● Task prompt:
List all the lines in these records that hold "color".

#####

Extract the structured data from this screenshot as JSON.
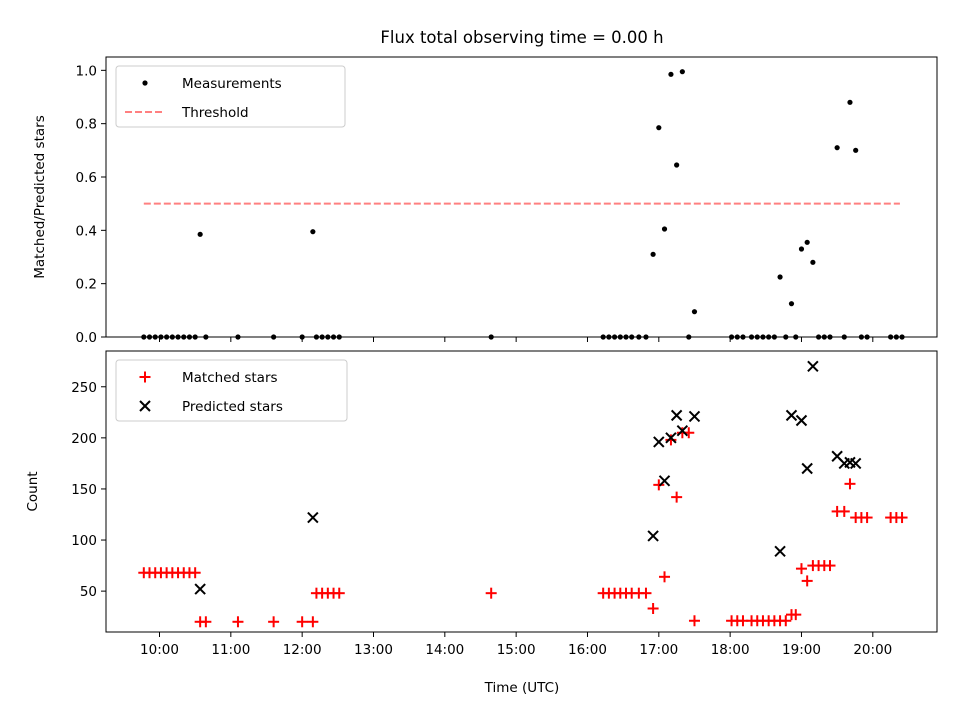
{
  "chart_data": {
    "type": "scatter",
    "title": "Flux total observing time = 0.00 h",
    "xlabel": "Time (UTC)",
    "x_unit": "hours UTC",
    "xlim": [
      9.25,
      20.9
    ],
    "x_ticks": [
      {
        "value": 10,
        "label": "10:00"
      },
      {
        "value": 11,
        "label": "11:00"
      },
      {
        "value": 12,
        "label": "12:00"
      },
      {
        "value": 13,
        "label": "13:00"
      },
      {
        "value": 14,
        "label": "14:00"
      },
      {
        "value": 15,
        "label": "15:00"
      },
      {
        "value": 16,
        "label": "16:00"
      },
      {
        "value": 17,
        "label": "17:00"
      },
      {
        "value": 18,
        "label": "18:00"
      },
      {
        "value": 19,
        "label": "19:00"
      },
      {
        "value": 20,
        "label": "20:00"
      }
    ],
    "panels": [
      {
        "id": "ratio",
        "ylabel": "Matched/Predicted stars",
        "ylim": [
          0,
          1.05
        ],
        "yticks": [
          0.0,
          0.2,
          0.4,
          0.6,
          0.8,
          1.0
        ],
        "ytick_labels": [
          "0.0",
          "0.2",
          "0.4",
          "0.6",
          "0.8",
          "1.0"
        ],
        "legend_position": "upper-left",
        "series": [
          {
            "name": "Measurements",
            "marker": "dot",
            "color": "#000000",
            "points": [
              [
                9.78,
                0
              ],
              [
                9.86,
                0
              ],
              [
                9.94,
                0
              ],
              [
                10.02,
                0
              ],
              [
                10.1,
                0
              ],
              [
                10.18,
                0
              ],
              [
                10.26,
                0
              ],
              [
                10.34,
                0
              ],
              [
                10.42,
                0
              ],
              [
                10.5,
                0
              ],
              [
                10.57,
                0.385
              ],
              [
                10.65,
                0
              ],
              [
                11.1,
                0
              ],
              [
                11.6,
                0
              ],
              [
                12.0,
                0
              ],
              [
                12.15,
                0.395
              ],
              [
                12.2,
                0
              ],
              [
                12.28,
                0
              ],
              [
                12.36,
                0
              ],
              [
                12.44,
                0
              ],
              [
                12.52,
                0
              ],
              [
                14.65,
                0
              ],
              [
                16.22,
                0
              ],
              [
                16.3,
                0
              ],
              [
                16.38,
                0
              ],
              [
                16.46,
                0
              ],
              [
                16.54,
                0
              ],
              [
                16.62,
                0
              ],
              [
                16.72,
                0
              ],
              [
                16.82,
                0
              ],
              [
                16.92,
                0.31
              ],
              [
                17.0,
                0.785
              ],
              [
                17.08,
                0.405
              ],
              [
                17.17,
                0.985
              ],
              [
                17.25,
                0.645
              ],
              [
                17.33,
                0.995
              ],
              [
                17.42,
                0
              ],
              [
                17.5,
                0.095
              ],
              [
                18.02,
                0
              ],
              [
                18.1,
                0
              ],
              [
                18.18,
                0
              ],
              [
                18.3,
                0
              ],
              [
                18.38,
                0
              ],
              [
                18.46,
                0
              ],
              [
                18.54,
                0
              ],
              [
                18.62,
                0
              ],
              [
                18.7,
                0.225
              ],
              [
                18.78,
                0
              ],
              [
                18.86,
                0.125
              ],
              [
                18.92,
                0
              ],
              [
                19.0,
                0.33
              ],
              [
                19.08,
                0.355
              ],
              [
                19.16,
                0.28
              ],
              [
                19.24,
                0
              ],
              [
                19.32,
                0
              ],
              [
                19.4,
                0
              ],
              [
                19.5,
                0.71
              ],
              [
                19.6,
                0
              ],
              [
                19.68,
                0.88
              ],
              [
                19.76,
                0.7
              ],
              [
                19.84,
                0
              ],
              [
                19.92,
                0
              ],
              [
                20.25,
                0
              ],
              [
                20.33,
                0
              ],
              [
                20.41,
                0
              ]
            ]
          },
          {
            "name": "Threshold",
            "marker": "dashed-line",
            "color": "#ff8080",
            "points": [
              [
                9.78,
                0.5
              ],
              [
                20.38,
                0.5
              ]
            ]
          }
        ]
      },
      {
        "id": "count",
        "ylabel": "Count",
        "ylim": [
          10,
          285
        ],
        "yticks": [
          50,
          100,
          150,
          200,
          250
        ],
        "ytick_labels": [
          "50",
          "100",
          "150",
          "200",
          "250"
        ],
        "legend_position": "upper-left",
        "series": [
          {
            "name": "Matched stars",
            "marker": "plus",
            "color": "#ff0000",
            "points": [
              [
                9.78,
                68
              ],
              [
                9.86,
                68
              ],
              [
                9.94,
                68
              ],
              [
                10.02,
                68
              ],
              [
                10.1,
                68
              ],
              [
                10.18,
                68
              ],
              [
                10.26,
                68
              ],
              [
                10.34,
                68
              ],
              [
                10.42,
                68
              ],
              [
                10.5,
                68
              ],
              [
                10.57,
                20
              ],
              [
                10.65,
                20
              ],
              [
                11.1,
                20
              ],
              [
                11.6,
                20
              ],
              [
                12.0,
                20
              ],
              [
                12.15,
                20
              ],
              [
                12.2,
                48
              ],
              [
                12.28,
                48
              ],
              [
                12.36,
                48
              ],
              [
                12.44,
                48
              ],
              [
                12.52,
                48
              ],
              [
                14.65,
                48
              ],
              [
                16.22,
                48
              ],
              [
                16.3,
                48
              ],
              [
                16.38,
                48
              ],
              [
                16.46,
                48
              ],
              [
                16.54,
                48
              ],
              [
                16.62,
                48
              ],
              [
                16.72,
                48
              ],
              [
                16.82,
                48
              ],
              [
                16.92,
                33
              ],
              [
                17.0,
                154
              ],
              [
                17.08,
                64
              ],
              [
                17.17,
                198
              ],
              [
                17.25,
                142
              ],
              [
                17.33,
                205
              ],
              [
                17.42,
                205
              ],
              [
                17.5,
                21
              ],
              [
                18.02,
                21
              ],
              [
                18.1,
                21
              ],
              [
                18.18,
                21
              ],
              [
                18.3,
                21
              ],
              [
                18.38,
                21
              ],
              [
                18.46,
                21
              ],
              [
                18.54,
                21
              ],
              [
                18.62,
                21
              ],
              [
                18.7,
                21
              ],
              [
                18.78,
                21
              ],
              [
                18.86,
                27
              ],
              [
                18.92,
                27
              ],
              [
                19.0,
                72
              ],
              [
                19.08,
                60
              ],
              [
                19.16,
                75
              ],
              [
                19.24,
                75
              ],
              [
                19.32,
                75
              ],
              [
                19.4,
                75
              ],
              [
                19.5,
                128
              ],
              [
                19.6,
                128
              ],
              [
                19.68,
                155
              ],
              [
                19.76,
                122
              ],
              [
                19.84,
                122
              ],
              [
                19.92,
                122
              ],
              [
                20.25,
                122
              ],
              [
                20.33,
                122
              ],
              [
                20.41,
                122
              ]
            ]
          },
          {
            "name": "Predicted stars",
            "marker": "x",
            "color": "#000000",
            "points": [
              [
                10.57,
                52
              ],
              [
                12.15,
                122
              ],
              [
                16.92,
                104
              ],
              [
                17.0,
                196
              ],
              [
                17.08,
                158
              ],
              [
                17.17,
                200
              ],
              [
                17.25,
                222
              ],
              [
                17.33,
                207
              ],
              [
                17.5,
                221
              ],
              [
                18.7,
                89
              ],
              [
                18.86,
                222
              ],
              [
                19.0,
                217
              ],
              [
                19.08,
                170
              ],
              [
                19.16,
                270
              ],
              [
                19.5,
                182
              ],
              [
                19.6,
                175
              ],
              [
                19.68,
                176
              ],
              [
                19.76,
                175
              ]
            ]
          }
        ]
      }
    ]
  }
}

#####

● Exercise answer:
            "color": "#000000",
            "color": "#ff8080",
            "color": "#ff0000",
            "color": "#000000",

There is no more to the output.